WHAT IS REQUIRED: Copy out the records below word for word, line by line, and leave out the pictures.

INFORMATION SHOWN:
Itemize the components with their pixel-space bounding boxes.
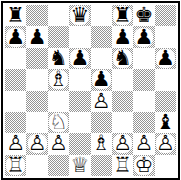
piece-white-pawn: ♙	[156, 134, 175, 153]
chess-board: ♜♛♜♚♟♟♟♟♞♟♞♟♗♟♙♘♝♙♙♙♗♙♙♙♖♕♖♔	[5, 5, 176, 176]
piece-black-rook: ♜	[6, 6, 25, 25]
square-e3[interactable]	[91, 112, 112, 133]
square-b2[interactable]: ♙	[26, 133, 47, 154]
square-g4[interactable]	[133, 91, 154, 112]
square-e2[interactable]: ♗	[91, 133, 112, 154]
square-f7[interactable]: ♟	[112, 26, 133, 47]
square-h6[interactable]: ♟	[155, 48, 176, 69]
piece-white-pawn: ♙	[49, 134, 68, 153]
square-a4[interactable]	[5, 91, 26, 112]
square-e5[interactable]: ♟	[91, 69, 112, 90]
square-g1[interactable]: ♔	[133, 155, 154, 176]
square-e1[interactable]	[91, 155, 112, 176]
square-g2[interactable]: ♙	[133, 133, 154, 154]
square-d4[interactable]	[69, 91, 90, 112]
square-d8[interactable]: ♛	[69, 5, 90, 26]
piece-white-pawn: ♙	[28, 134, 47, 153]
piece-black-knight: ♞	[49, 49, 68, 68]
square-d6[interactable]: ♟	[69, 48, 90, 69]
piece-black-pawn: ♟	[113, 28, 132, 47]
piece-white-king: ♔	[134, 156, 153, 175]
square-b6[interactable]	[26, 48, 47, 69]
square-h7[interactable]	[155, 26, 176, 47]
square-c2[interactable]: ♙	[48, 133, 69, 154]
piece-black-bishop: ♝	[156, 113, 175, 132]
square-h2[interactable]: ♙	[155, 133, 176, 154]
square-b3[interactable]	[26, 112, 47, 133]
chess-diagram: ♜♛♜♚♟♟♟♟♞♟♞♟♗♟♙♘♝♙♙♙♗♙♙♙♖♕♖♔	[0, 0, 181, 180]
square-c3[interactable]: ♘	[48, 112, 69, 133]
square-h3[interactable]: ♝	[155, 112, 176, 133]
square-h8[interactable]	[155, 5, 176, 26]
square-d5[interactable]	[69, 69, 90, 90]
piece-black-pawn: ♟	[6, 28, 25, 47]
square-a6[interactable]	[5, 48, 26, 69]
square-a8[interactable]: ♜	[5, 5, 26, 26]
square-h5[interactable]	[155, 69, 176, 90]
square-f8[interactable]: ♜	[112, 5, 133, 26]
square-e7[interactable]	[91, 26, 112, 47]
square-c4[interactable]	[48, 91, 69, 112]
square-f2[interactable]: ♙	[112, 133, 133, 154]
square-c5[interactable]: ♗	[48, 69, 69, 90]
piece-white-knight: ♘	[49, 113, 68, 132]
square-f3[interactable]	[112, 112, 133, 133]
piece-white-pawn: ♙	[113, 134, 132, 153]
square-a3[interactable]	[5, 112, 26, 133]
piece-white-pawn: ♙	[6, 134, 25, 153]
piece-black-queen: ♛	[70, 6, 89, 25]
piece-white-rook: ♖	[113, 156, 132, 175]
square-h1[interactable]	[155, 155, 176, 176]
piece-white-bishop: ♗	[49, 70, 68, 89]
square-a1[interactable]: ♖	[5, 155, 26, 176]
square-h4[interactable]	[155, 91, 176, 112]
square-f4[interactable]	[112, 91, 133, 112]
piece-black-king: ♚	[134, 6, 153, 25]
square-g3[interactable]	[133, 112, 154, 133]
piece-black-rook: ♜	[113, 6, 132, 25]
square-c8[interactable]	[48, 5, 69, 26]
square-d7[interactable]	[69, 26, 90, 47]
square-e6[interactable]	[91, 48, 112, 69]
square-b4[interactable]	[26, 91, 47, 112]
square-c6[interactable]: ♞	[48, 48, 69, 69]
piece-black-pawn: ♟	[156, 49, 175, 68]
square-b5[interactable]	[26, 69, 47, 90]
square-a7[interactable]: ♟	[5, 26, 26, 47]
piece-black-pawn: ♟	[28, 28, 47, 47]
square-b8[interactable]	[26, 5, 47, 26]
piece-white-rook: ♖	[6, 156, 25, 175]
square-d2[interactable]	[69, 133, 90, 154]
piece-white-pawn: ♙	[134, 134, 153, 153]
piece-black-knight: ♞	[113, 49, 132, 68]
piece-white-pawn: ♙	[92, 92, 111, 111]
square-f6[interactable]: ♞	[112, 48, 133, 69]
piece-black-pawn: ♟	[134, 28, 153, 47]
square-f5[interactable]	[112, 69, 133, 90]
piece-white-queen: ♕	[70, 156, 89, 175]
square-a5[interactable]	[5, 69, 26, 90]
piece-black-pawn: ♟	[70, 49, 89, 68]
square-g5[interactable]	[133, 69, 154, 90]
square-c1[interactable]	[48, 155, 69, 176]
board-frame: ♜♛♜♚♟♟♟♟♞♟♞♟♗♟♙♘♝♙♙♙♗♙♙♙♖♕♖♔	[1, 1, 180, 180]
square-g7[interactable]: ♟	[133, 26, 154, 47]
square-c7[interactable]	[48, 26, 69, 47]
square-e8[interactable]	[91, 5, 112, 26]
square-g6[interactable]	[133, 48, 154, 69]
square-d1[interactable]: ♕	[69, 155, 90, 176]
square-b7[interactable]: ♟	[26, 26, 47, 47]
square-e4[interactable]: ♙	[91, 91, 112, 112]
square-a2[interactable]: ♙	[5, 133, 26, 154]
piece-white-bishop: ♗	[92, 134, 111, 153]
square-g8[interactable]: ♚	[133, 5, 154, 26]
piece-black-pawn: ♟	[92, 70, 111, 89]
square-b1[interactable]	[26, 155, 47, 176]
square-f1[interactable]: ♖	[112, 155, 133, 176]
square-d3[interactable]	[69, 112, 90, 133]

RIGHT ANSWER:
Itemize the components with their pixel-space bounding boxes.
piece-white-pawn: ♙	[156, 134, 175, 153]
chess-board: ♜♛♜♚♟♟♟♟♞♟♞♟♗♟♙♘♝♙♙♙♗♙♙♙♖♕♖♔	[5, 5, 176, 176]
piece-black-rook: ♜	[6, 6, 25, 25]
square-e3[interactable]	[91, 112, 112, 133]
square-b2[interactable]: ♙	[26, 133, 47, 154]
square-g4[interactable]	[133, 91, 154, 112]
square-e2[interactable]: ♗	[91, 133, 112, 154]
square-f7[interactable]: ♟	[112, 26, 133, 47]
square-h6[interactable]: ♟	[155, 48, 176, 69]
piece-white-pawn: ♙	[49, 134, 68, 153]
square-a4[interactable]	[5, 91, 26, 112]
square-e5[interactable]: ♟	[91, 69, 112, 90]
square-g1[interactable]: ♔	[133, 155, 154, 176]
square-e1[interactable]	[91, 155, 112, 176]
square-g2[interactable]: ♙	[133, 133, 154, 154]
square-d4[interactable]	[69, 91, 90, 112]
square-d8[interactable]: ♛	[69, 5, 90, 26]
piece-white-pawn: ♙	[28, 134, 47, 153]
piece-black-knight: ♞	[49, 49, 68, 68]
square-d6[interactable]: ♟	[69, 48, 90, 69]
piece-black-pawn: ♟	[113, 28, 132, 47]
piece-white-king: ♔	[134, 156, 153, 175]
square-b6[interactable]	[26, 48, 47, 69]
square-h7[interactable]	[155, 26, 176, 47]
square-c2[interactable]: ♙	[48, 133, 69, 154]
piece-black-bishop: ♝	[156, 113, 175, 132]
square-h2[interactable]: ♙	[155, 133, 176, 154]
square-b3[interactable]	[26, 112, 47, 133]
chess-diagram: ♜♛♜♚♟♟♟♟♞♟♞♟♗♟♙♘♝♙♙♙♗♙♙♙♖♕♖♔	[0, 0, 181, 180]
square-c3[interactable]: ♘	[48, 112, 69, 133]
square-h3[interactable]: ♝	[155, 112, 176, 133]
square-h8[interactable]	[155, 5, 176, 26]
square-d5[interactable]	[69, 69, 90, 90]
piece-black-pawn: ♟	[6, 28, 25, 47]
square-a6[interactable]	[5, 48, 26, 69]
square-a8[interactable]: ♜	[5, 5, 26, 26]
square-h5[interactable]	[155, 69, 176, 90]
square-f8[interactable]: ♜	[112, 5, 133, 26]
square-e7[interactable]	[91, 26, 112, 47]
square-c4[interactable]	[48, 91, 69, 112]
square-f2[interactable]: ♙	[112, 133, 133, 154]
square-c5[interactable]: ♗	[48, 69, 69, 90]
piece-white-knight: ♘	[49, 113, 68, 132]
square-f3[interactable]	[112, 112, 133, 133]
piece-white-pawn: ♙	[113, 134, 132, 153]
square-a3[interactable]	[5, 112, 26, 133]
piece-white-pawn: ♙	[6, 134, 25, 153]
piece-black-queen: ♛	[70, 6, 89, 25]
piece-white-rook: ♖	[113, 156, 132, 175]
square-h1[interactable]	[155, 155, 176, 176]
piece-white-bishop: ♗	[49, 70, 68, 89]
square-a1[interactable]: ♖	[5, 155, 26, 176]
square-h4[interactable]	[155, 91, 176, 112]
square-f4[interactable]	[112, 91, 133, 112]
piece-black-king: ♚	[134, 6, 153, 25]
square-g3[interactable]	[133, 112, 154, 133]
piece-black-rook: ♜	[113, 6, 132, 25]
square-c8[interactable]	[48, 5, 69, 26]
square-d7[interactable]	[69, 26, 90, 47]
square-e6[interactable]	[91, 48, 112, 69]
square-b4[interactable]	[26, 91, 47, 112]
square-c6[interactable]: ♞	[48, 48, 69, 69]
piece-black-pawn: ♟	[156, 49, 175, 68]
square-b5[interactable]	[26, 69, 47, 90]
square-a7[interactable]: ♟	[5, 26, 26, 47]
piece-black-pawn: ♟	[28, 28, 47, 47]
square-b8[interactable]	[26, 5, 47, 26]
piece-white-rook: ♖	[6, 156, 25, 175]
square-d2[interactable]	[69, 133, 90, 154]
piece-white-pawn: ♙	[134, 134, 153, 153]
piece-black-knight: ♞	[113, 49, 132, 68]
piece-white-pawn: ♙	[92, 92, 111, 111]
square-f6[interactable]: ♞	[112, 48, 133, 69]
piece-black-pawn: ♟	[134, 28, 153, 47]
square-f5[interactable]	[112, 69, 133, 90]
piece-white-queen: ♕	[70, 156, 89, 175]
square-a5[interactable]	[5, 69, 26, 90]
piece-black-pawn: ♟	[70, 49, 89, 68]
square-g5[interactable]	[133, 69, 154, 90]
square-c1[interactable]	[48, 155, 69, 176]
board-frame: ♜♛♜♚♟♟♟♟♞♟♞♟♗♟♙♘♝♙♙♙♗♙♙♙♖♕♖♔	[1, 1, 180, 180]
square-g7[interactable]: ♟	[133, 26, 154, 47]
square-c7[interactable]	[48, 26, 69, 47]
square-e8[interactable]	[91, 5, 112, 26]
square-g6[interactable]	[133, 48, 154, 69]
square-d1[interactable]: ♕	[69, 155, 90, 176]
square-b7[interactable]: ♟	[26, 26, 47, 47]
square-e4[interactable]: ♙	[91, 91, 112, 112]
square-a2[interactable]: ♙	[5, 133, 26, 154]
piece-white-bishop: ♗	[92, 134, 111, 153]
square-g8[interactable]: ♚	[133, 5, 154, 26]
piece-black-pawn: ♟	[92, 70, 111, 89]
square-b1[interactable]	[26, 155, 47, 176]
square-f1[interactable]: ♖	[112, 155, 133, 176]
square-d3[interactable]	[69, 112, 90, 133]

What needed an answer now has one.